++++ SOURCE RECORDS ++++
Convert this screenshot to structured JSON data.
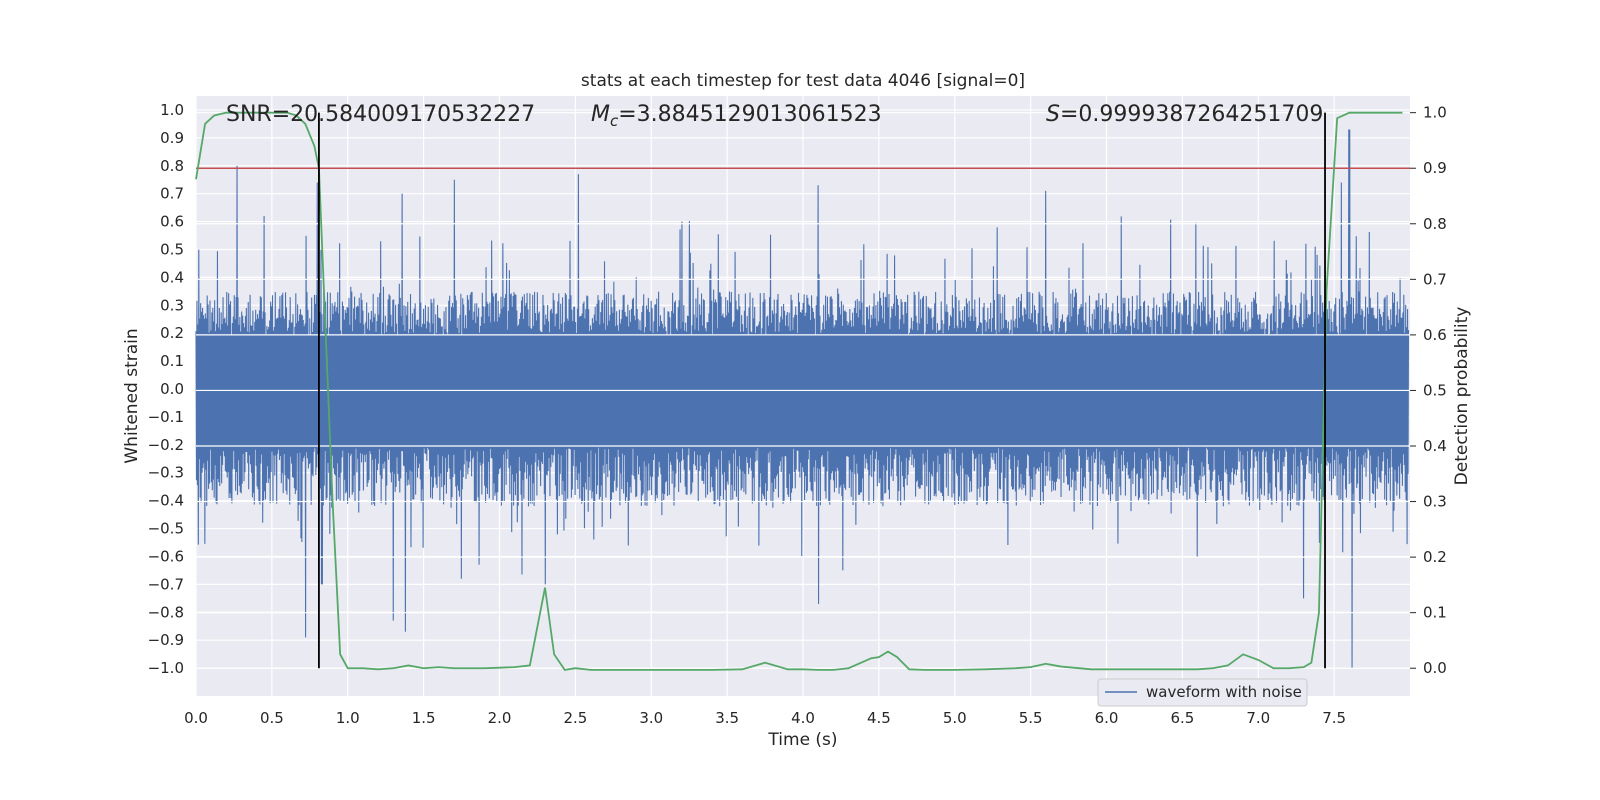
{
  "chart_data": {
    "type": "line",
    "title": "stats at each timestep for test data 4046 [signal=0]",
    "xlabel": "Time (s)",
    "ylabel_left": "Whitened strain",
    "ylabel_right": "Detection probability",
    "xlim": [
      0.0,
      8.0
    ],
    "ylim_left": [
      -1.1,
      1.05
    ],
    "ylim_right": [
      -0.05,
      1.03
    ],
    "x_ticks": [
      "0.0",
      "0.5",
      "1.0",
      "1.5",
      "2.0",
      "2.5",
      "3.0",
      "3.5",
      "4.0",
      "4.5",
      "5.0",
      "5.5",
      "6.0",
      "6.5",
      "7.0",
      "7.5"
    ],
    "y_left_ticks": [
      "1.0",
      "0.9",
      "0.8",
      "0.7",
      "0.6",
      "0.5",
      "0.4",
      "0.3",
      "0.2",
      "0.1",
      "0.0",
      "-0.1",
      "-0.2",
      "-0.3",
      "-0.4",
      "-0.5",
      "-0.6",
      "-0.7",
      "-0.8",
      "-0.9",
      "-1.0"
    ],
    "y_right_ticks": [
      "1.0",
      "0.9",
      "0.8",
      "0.7",
      "0.6",
      "0.5",
      "0.4",
      "0.3",
      "0.2",
      "0.1",
      "0.0"
    ],
    "grid": true,
    "legend_position": "bottom-right",
    "annotations": {
      "snr": "SNR=20.584009170532227",
      "mc": "=3.8845129013061523",
      "mc_symbol": "M",
      "mc_sub": "c",
      "s": "=0.9999387264251709",
      "s_symbol": "S"
    },
    "threshold": {
      "value": 0.9,
      "axis": "right",
      "color": "#c44e52"
    },
    "vlines": [
      0.81,
      7.44
    ],
    "series": [
      {
        "name": "waveform with noise",
        "axis": "left",
        "color": "#4c72b0",
        "envelope": {
          "base_max": 0.35,
          "base_min": -0.42,
          "peaks_high": [
            [
              0.02,
              0.5
            ],
            [
              0.27,
              0.8
            ],
            [
              0.45,
              0.62
            ],
            [
              0.8,
              0.74
            ],
            [
              1.36,
              0.7
            ],
            [
              1.7,
              0.75
            ],
            [
              2.52,
              0.77
            ],
            [
              3.2,
              0.6
            ],
            [
              4.1,
              0.73
            ],
            [
              5.6,
              0.71
            ],
            [
              7.55,
              0.74
            ],
            [
              7.6,
              0.93
            ]
          ],
          "peaks_low": [
            [
              0.72,
              -0.89
            ],
            [
              0.83,
              -0.7
            ],
            [
              1.3,
              -0.83
            ],
            [
              1.38,
              -0.87
            ],
            [
              1.75,
              -0.68
            ],
            [
              2.3,
              -0.7
            ],
            [
              4.1,
              -0.77
            ],
            [
              6.6,
              -0.6
            ],
            [
              7.3,
              -0.75
            ],
            [
              7.62,
              -1.0
            ]
          ]
        }
      },
      {
        "name": "Detection probability",
        "axis": "right",
        "color": "#55a868",
        "x": [
          0.0,
          0.06,
          0.12,
          0.2,
          0.3,
          0.4,
          0.5,
          0.6,
          0.66,
          0.72,
          0.78,
          0.81,
          0.9,
          0.95,
          1.0,
          1.1,
          1.2,
          1.3,
          1.4,
          1.5,
          1.6,
          1.7,
          1.8,
          1.9,
          2.0,
          2.1,
          2.2,
          2.3,
          2.36,
          2.43,
          2.5,
          2.6,
          2.8,
          3.0,
          3.2,
          3.4,
          3.6,
          3.75,
          3.9,
          4.0,
          4.1,
          4.2,
          4.3,
          4.45,
          4.5,
          4.56,
          4.62,
          4.7,
          4.8,
          5.0,
          5.2,
          5.4,
          5.5,
          5.6,
          5.7,
          5.9,
          6.0,
          6.2,
          6.4,
          6.6,
          6.7,
          6.8,
          6.9,
          7.0,
          7.1,
          7.2,
          7.3,
          7.35,
          7.4,
          7.45,
          7.52,
          7.6,
          7.8,
          7.95
        ],
        "values": [
          0.88,
          0.98,
          0.995,
          1.0,
          1.0,
          1.0,
          1.0,
          1.0,
          0.995,
          0.98,
          0.94,
          0.9,
          0.3,
          0.025,
          0.0,
          0.0,
          -0.002,
          0.0,
          0.005,
          0.0,
          0.002,
          0.0,
          0.0,
          0.0,
          0.001,
          0.002,
          0.005,
          0.145,
          0.025,
          -0.003,
          0.0,
          -0.003,
          -0.003,
          -0.003,
          -0.003,
          -0.003,
          -0.002,
          0.01,
          -0.002,
          -0.002,
          -0.003,
          -0.003,
          0.0,
          0.018,
          0.02,
          0.03,
          0.02,
          -0.002,
          -0.003,
          -0.003,
          -0.002,
          0.0,
          0.002,
          0.008,
          0.003,
          -0.002,
          -0.002,
          -0.002,
          -0.002,
          -0.002,
          0.0,
          0.005,
          0.025,
          0.015,
          0.0,
          0.0,
          0.002,
          0.01,
          0.1,
          0.68,
          0.99,
          1.0,
          1.0,
          1.0
        ]
      }
    ]
  },
  "legend": {
    "label": "waveform with noise"
  }
}
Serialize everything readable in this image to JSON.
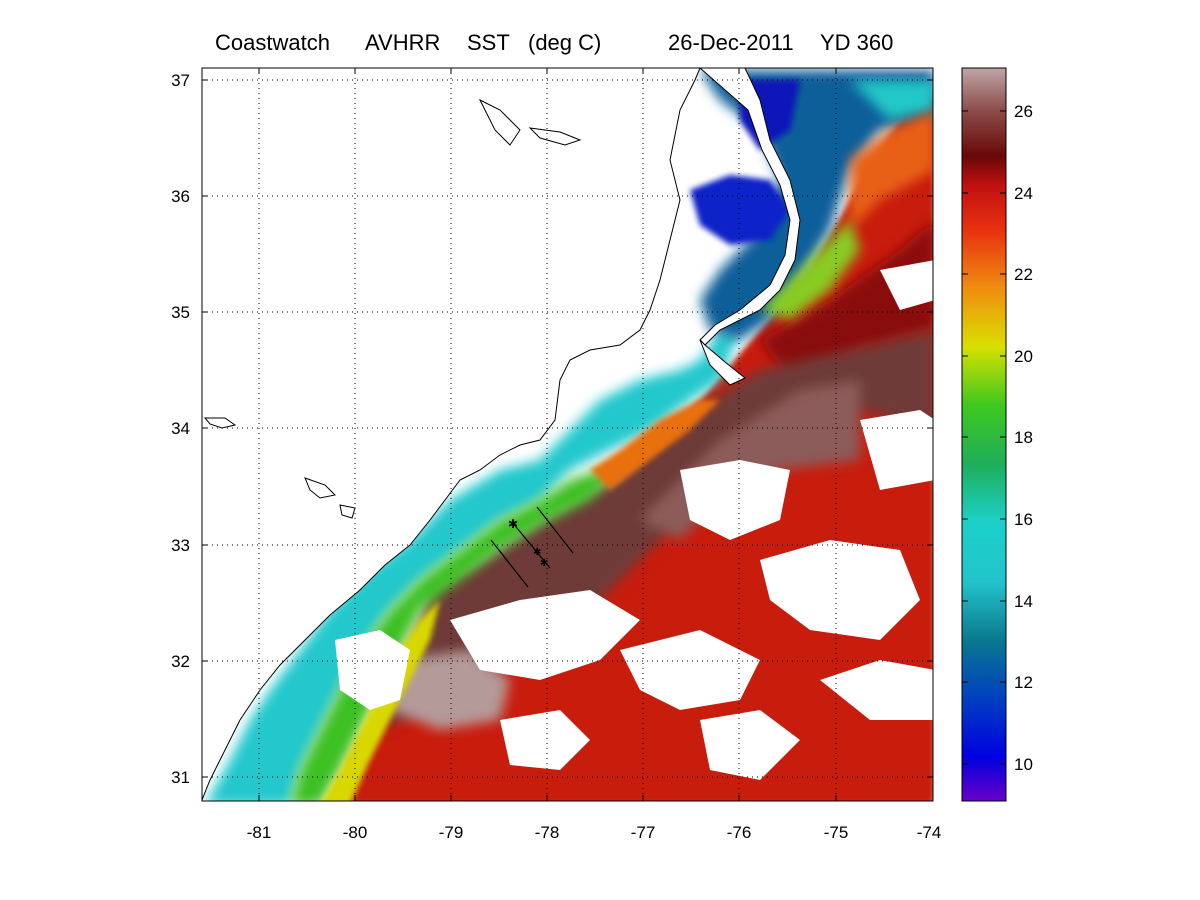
++++
GIVEN EXERCISE: Return the entries unchanged, save for the pictures, which do not belong in the copy.

EXERCISE OUTPUT:
Convert this screenshot to structured JSON data.
{
  "chart_data": {
    "type": "line",
    "title": "stats at each timestep for test data 4046 [signal=0]",
    "xlabel": "Time (s)",
    "ylabel_left": "Whitened strain",
    "ylabel_right": "Detection probability",
    "xlim": [
      0.0,
      8.0
    ],
    "ylim_left": [
      -1.1,
      1.05
    ],
    "ylim_right": [
      -0.05,
      1.03
    ],
    "x_ticks": [
      "0.0",
      "0.5",
      "1.0",
      "1.5",
      "2.0",
      "2.5",
      "3.0",
      "3.5",
      "4.0",
      "4.5",
      "5.0",
      "5.5",
      "6.0",
      "6.5",
      "7.0",
      "7.5"
    ],
    "y_left_ticks": [
      "1.0",
      "0.9",
      "0.8",
      "0.7",
      "0.6",
      "0.5",
      "0.4",
      "0.3",
      "0.2",
      "0.1",
      "0.0",
      "-0.1",
      "-0.2",
      "-0.3",
      "-0.4",
      "-0.5",
      "-0.6",
      "-0.7",
      "-0.8",
      "-0.9",
      "-1.0"
    ],
    "y_right_ticks": [
      "1.0",
      "0.9",
      "0.8",
      "0.7",
      "0.6",
      "0.5",
      "0.4",
      "0.3",
      "0.2",
      "0.1",
      "0.0"
    ],
    "grid": true,
    "legend_position": "bottom-right",
    "annotations": {
      "snr": "SNR=20.584009170532227",
      "mc": "=3.8845129013061523",
      "mc_symbol": "M",
      "mc_sub": "c",
      "s": "=0.9999387264251709",
      "s_symbol": "S"
    },
    "threshold": {
      "value": 0.9,
      "axis": "right",
      "color": "#c44e52"
    },
    "vlines": [
      0.81,
      7.44
    ],
    "series": [
      {
        "name": "waveform with noise",
        "axis": "left",
        "color": "#4c72b0",
        "envelope": {
          "base_max": 0.35,
          "base_min": -0.42,
          "peaks_high": [
            [
              0.02,
              0.5
            ],
            [
              0.27,
              0.8
            ],
            [
              0.45,
              0.62
            ],
            [
              0.8,
              0.74
            ],
            [
              1.36,
              0.7
            ],
            [
              1.7,
              0.75
            ],
            [
              2.52,
              0.77
            ],
            [
              3.2,
              0.6
            ],
            [
              4.1,
              0.73
            ],
            [
              5.6,
              0.71
            ],
            [
              7.55,
              0.74
            ],
            [
              7.6,
              0.93
            ]
          ],
          "peaks_low": [
            [
              0.72,
              -0.89
            ],
            [
              0.83,
              -0.7
            ],
            [
              1.3,
              -0.83
            ],
            [
              1.38,
              -0.87
            ],
            [
              1.75,
              -0.68
            ],
            [
              2.3,
              -0.7
            ],
            [
              4.1,
              -0.77
            ],
            [
              6.6,
              -0.6
            ],
            [
              7.3,
              -0.75
            ],
            [
              7.62,
              -1.0
            ]
          ]
        }
      },
      {
        "name": "Detection probability",
        "axis": "right",
        "color": "#55a868",
        "x": [
          0.0,
          0.06,
          0.12,
          0.2,
          0.3,
          0.4,
          0.5,
          0.6,
          0.66,
          0.72,
          0.78,
          0.81,
          0.9,
          0.95,
          1.0,
          1.1,
          1.2,
          1.3,
          1.4,
          1.5,
          1.6,
          1.7,
          1.8,
          1.9,
          2.0,
          2.1,
          2.2,
          2.3,
          2.36,
          2.43,
          2.5,
          2.6,
          2.8,
          3.0,
          3.2,
          3.4,
          3.6,
          3.75,
          3.9,
          4.0,
          4.1,
          4.2,
          4.3,
          4.45,
          4.5,
          4.56,
          4.62,
          4.7,
          4.8,
          5.0,
          5.2,
          5.4,
          5.5,
          5.6,
          5.7,
          5.9,
          6.0,
          6.2,
          6.4,
          6.6,
          6.7,
          6.8,
          6.9,
          7.0,
          7.1,
          7.2,
          7.3,
          7.35,
          7.4,
          7.45,
          7.52,
          7.6,
          7.8,
          7.95
        ],
        "values": [
          0.88,
          0.98,
          0.995,
          1.0,
          1.0,
          1.0,
          1.0,
          1.0,
          0.995,
          0.98,
          0.94,
          0.9,
          0.3,
          0.025,
          0.0,
          0.0,
          -0.002,
          0.0,
          0.005,
          0.0,
          0.002,
          0.0,
          0.0,
          0.0,
          0.001,
          0.002,
          0.005,
          0.145,
          0.025,
          -0.003,
          0.0,
          -0.003,
          -0.003,
          -0.003,
          -0.003,
          -0.003,
          -0.002,
          0.01,
          -0.002,
          -0.002,
          -0.003,
          -0.003,
          0.0,
          0.018,
          0.02,
          0.03,
          0.02,
          -0.002,
          -0.003,
          -0.003,
          -0.002,
          0.0,
          0.002,
          0.008,
          0.003,
          -0.002,
          -0.002,
          -0.002,
          -0.002,
          -0.002,
          0.0,
          0.005,
          0.025,
          0.015,
          0.0,
          0.0,
          0.002,
          0.01,
          0.1,
          0.68,
          0.99,
          1.0,
          1.0,
          1.0
        ]
      }
    ]
  },
  "legend": {
    "label": "waveform with noise"
  }
}
Serialize everything readable in this image to JSON.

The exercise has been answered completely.